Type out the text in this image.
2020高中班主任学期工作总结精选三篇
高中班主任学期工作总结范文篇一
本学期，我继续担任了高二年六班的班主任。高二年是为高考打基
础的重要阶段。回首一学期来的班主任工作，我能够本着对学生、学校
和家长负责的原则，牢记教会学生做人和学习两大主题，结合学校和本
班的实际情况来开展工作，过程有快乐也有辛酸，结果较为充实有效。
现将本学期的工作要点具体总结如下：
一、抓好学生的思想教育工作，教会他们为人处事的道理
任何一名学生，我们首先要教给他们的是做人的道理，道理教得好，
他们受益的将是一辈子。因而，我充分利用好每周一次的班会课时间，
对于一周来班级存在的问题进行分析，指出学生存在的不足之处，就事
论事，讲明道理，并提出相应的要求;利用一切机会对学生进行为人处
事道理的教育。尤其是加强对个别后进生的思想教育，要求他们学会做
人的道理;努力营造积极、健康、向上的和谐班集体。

_REQUIRED TASK_
Copy the data above exactly. Every line must be included.

_WRITTEN REPLY_
Type out the text in this image.
2020高中班主任学期工作总结精选三篇
高中班主任学期工作总结范文篇一
本学期，我继续担任了高二年六班的班主任。高二年是为高考打基
础的重要阶段。回首一学期来的班主任工作，我能够本着对学生、学校
和家长负责的原则，牢记教会学生做人和学习两大主题，结合学校和本
班的实际情况来开展工作，过程有快乐也有辛酸，结果较为充实有效。
现将本学期的工作要点具体总结如下：
一、抓好学生的思想教育工作，教会他们为人处事的道理
任何一名学生，我们首先要教给他们的是做人的道理，道理教得好，
他们受益的将是一辈子。因而，我充分利用好每周一次的班会课时间，
对于一周来班级存在的问题进行分析，指出学生存在的不足之处，就事
论事，讲明道理，并提出相应的要求;利用一切机会对学生进行为人处
事道理的教育。尤其是加强对个别后进生的思想教育，要求他们学会做
人的道理;努力营造积极、健康、向上的和谐班集体。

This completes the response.